• **EXERCISE**
What follows is a set of records, each of which is to be written out exactly.

• **MATERIALS PROVIDED**
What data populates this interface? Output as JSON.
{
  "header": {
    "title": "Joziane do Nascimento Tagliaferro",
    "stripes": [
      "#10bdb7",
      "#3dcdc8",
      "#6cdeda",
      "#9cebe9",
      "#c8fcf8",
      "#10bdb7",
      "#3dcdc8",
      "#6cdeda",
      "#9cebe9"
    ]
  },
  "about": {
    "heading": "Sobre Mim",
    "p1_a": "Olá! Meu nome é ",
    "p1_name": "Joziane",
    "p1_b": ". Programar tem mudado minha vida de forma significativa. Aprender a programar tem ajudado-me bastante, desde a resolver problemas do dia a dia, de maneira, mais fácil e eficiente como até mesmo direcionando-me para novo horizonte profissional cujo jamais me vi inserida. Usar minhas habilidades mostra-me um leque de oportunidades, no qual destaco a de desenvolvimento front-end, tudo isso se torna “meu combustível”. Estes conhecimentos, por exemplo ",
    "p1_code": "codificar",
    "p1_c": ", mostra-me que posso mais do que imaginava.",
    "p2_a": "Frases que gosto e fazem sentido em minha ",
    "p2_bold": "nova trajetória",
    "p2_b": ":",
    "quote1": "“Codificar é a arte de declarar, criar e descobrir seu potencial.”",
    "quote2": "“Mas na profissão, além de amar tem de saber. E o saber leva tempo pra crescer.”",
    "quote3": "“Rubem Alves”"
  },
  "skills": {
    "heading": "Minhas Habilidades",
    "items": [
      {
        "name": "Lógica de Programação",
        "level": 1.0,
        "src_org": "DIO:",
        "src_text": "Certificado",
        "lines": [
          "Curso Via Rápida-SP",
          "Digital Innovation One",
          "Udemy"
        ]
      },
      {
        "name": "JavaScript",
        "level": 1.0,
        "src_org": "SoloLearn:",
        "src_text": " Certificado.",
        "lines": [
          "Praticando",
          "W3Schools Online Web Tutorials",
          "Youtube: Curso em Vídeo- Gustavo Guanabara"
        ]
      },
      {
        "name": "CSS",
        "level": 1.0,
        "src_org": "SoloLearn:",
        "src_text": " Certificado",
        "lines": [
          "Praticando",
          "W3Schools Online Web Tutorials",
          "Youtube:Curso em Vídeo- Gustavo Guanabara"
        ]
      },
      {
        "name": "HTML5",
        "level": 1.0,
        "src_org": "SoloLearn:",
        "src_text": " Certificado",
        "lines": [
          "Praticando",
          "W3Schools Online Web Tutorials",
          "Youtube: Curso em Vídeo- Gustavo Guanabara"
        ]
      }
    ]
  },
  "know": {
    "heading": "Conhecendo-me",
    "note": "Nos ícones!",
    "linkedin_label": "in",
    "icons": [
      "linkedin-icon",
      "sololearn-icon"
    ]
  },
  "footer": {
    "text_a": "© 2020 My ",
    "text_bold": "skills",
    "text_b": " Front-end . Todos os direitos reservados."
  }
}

• **FULL SOLUTION**
What data populates this interface? Output as JSON.
{
  "header": {
    "title": "Joziane do Nascimento Tagliaferro",
    "stripes": [
      "#10bdb7",
      "#3dcdc8",
      "#6cdeda",
      "#9cebe9",
      "#c8fcf8",
      "#10bdb7",
      "#3dcdc8",
      "#6cdeda",
      "#9cebe9"
    ]
  },
  "about": {
    "heading": "Sobre Mim",
    "p1_a": "Olá! Meu nome é ",
    "p1_name": "Joziane",
    "p1_b": ". Programar tem mudado minha vida de forma significativa. Aprender a programar tem ajudado-me bastante, desde a resolver problemas do dia a dia, de maneira, mais fácil e eficiente como até mesmo direcionando-me para novo horizonte profissional cujo jamais me vi inserida. Usar minhas habilidades mostra-me um leque de oportunidades, no qual destaco a de desenvolvimento front-end, tudo isso se torna “meu combustível”. Estes conhecimentos, por exemplo ",
    "p1_code": "codificar",
    "p1_c": ", mostra-me que posso mais do que imaginava.",
    "p2_a": "Frases que gosto e fazem sentido em minha ",
    "p2_bold": "nova trajetória",
    "p2_b": ":",
    "quote1": "“Codificar é a arte de declarar, criar e descobrir seu potencial.”",
    "quote2": "“Mas na profissão, além de amar tem de saber. E o saber leva tempo pra crescer.”",
    "quote3": "“Rubem Alves”"
  },
  "skills": {
    "heading": "Minhas Habilidades",
    "items": [
      {
        "name": "Lógica de Programação",
        "level": 1.0,
        "src_org": "DIO:",
        "src_text": "Certificado",
        "lines": [
          "Curso Via Rápida-SP",
          "Digital Innovation One",
          "Udemy"
        ]
      },
      {
        "name": "JavaScript",
        "level": 1.0,
        "src_org": "SoloLearn:",
        "src_text": " Certificado.",
        "lines": [
          "Praticando",
          "W3Schools Online Web Tutorials",
          "Youtube: Curso em Vídeo- Gustavo Guanabara"
        ]
      },
      {
        "name": "CSS",
        "level": 1.0,
        "src_org": "SoloLearn:",
        "src_text": " Certificado",
        "lines": [
          "Praticando",
          "W3Schools Online Web Tutorials",
          "Youtube:Curso em Vídeo- Gustavo Guanabara"
        ]
      },
      {
        "name": "HTML5",
        "level": 1.0,
        "src_org": "SoloLearn:",
        "src_text": " Certificado",
        "lines": [
          "Praticando",
          "W3Schools Online Web Tutorials",
          "Youtube: Curso em Vídeo- Gustavo Guanabara"
        ]
      }
    ]
  },
  "know": {
    "heading": "Conhecendo-me",
    "note": "Nos ícones!",
    "linkedin_label": "in",
    "icons": [
      "linkedin-icon",
      "sololearn-icon"
    ]
  },
  "footer": {
    "text_a": "© 2020 My ",
    "text_bold": "skills",
    "text_b": " Front-end . Todos os direitos reservados."
  }
}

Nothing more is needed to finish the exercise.